◆ What the exercise asks: List each line of the data that holds the word "العلمية".

——

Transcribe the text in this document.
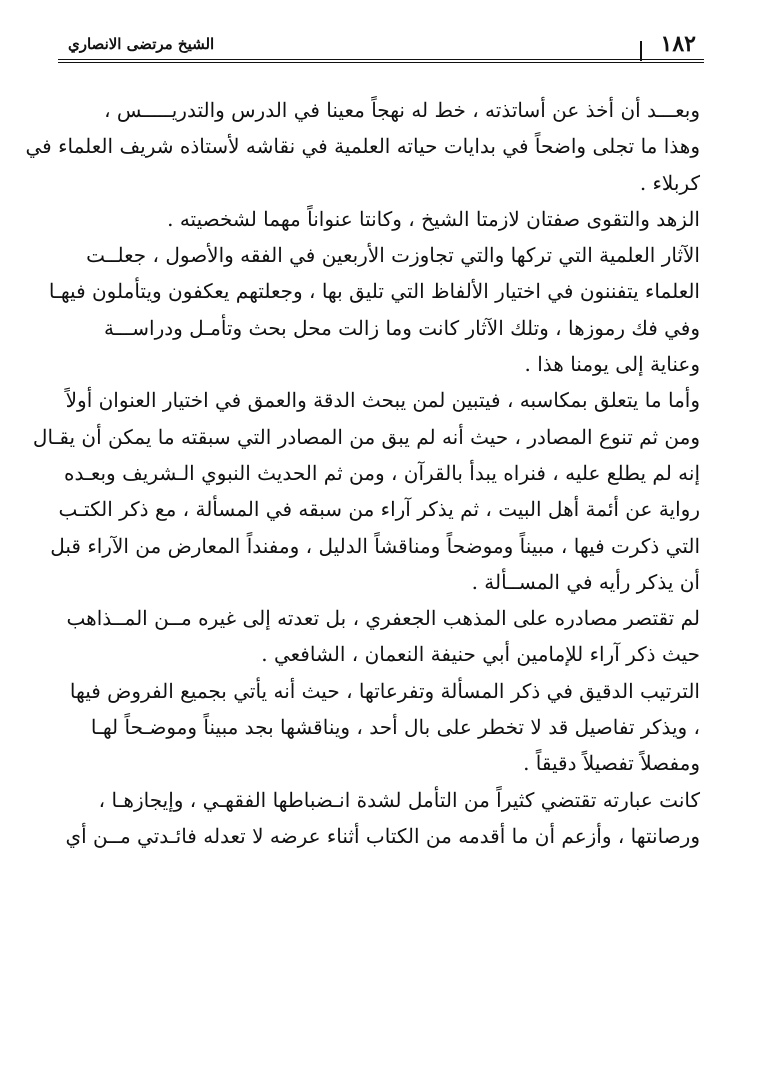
الشيخ مرتضى الانصاري	١٨٢

وبعـــد أن أخذ عن أساتذته ، خط له نهجاً معينا في الدرس والتدريـــــس ،
وهذا ما تجلى واضحاً في بدايات حياته العلمية في نقاشه لأستاذه شريف العلماء في
كربلاء .

الزهد والتقوى صفتان لازمتا الشيخ ، وكانتا عنواناً مهما لشخصيته .

الآثار العلمية التي تركها والتي تجاوزت الأربعين في الفقه والأصول ، جعلــت
العلماء يتفننون في اختيار الألفاظ التي تليق بها ، وجعلتهم يعكفون ويتأملون فيهـا
وفي فك رموزها ، وتلك الآثار كانت وما زالت محل بحث وتأمـل ودراســـة
وعناية إلى يومنا هذا .

وأما ما يتعلق بمكاسبه ، فيتبين لمن يبحث الدقة والعمق في اختيار العنوان أولاً
ومن ثم تنوع المصادر ، حيث أنه لم يبق من المصادر التي سبقته ما يمكن أن يقـال
إنه لم يطلع عليه ، فنراه يبدأ بالقرآن ، ومن ثم الحديث النبوي الـشريف وبعـده
رواية عن أئمة أهل البيت ، ثم يذكر آراء من سبقه في المسألة ، مع ذكر الكتـب
التي ذكرت فيها ، مبيناً وموضحاً ومناقشاً الدليل ، ومفنداً المعارض من الآراء قبل
أن يذكر رأيه في المســألة .

لم تقتصر مصادره على المذهب الجعفري ، بل تعدته إلى غيره مــن المــذاهب
حيث ذكر آراء للإمامين أبي حنيفة النعمان ، الشافعي .

الترتيب الدقيق في ذكر المسألة وتفرعاتها ، حيث أنه يأتي بجميع الفروض فيها
، ويذكر تفاصيل قد لا تخطر على بال أحد ، ويناقشها بجد مبيناً وموضـحاً لهـا
ومفصلاً تفصيلاً دقيقاً .

كانت عبارته تقتضي كثيراً من التأمل لشدة انـضباطها الفقهـي ، وإيجازهـا ،
ورصانتها ، وأزعم أن ما أقدمه من الكتاب أثناء عرضه لا تعدله فائـدتي مــن أي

——

◆ Result of the exercise:
وهذا ما تجلى واضحاً في بدايات حياته العلمية في نقاشه لأستاذه شريف العلماء في
الآثار العلمية التي تركها والتي تجاوزت الأربعين في الفقه والأصول ، جعلــت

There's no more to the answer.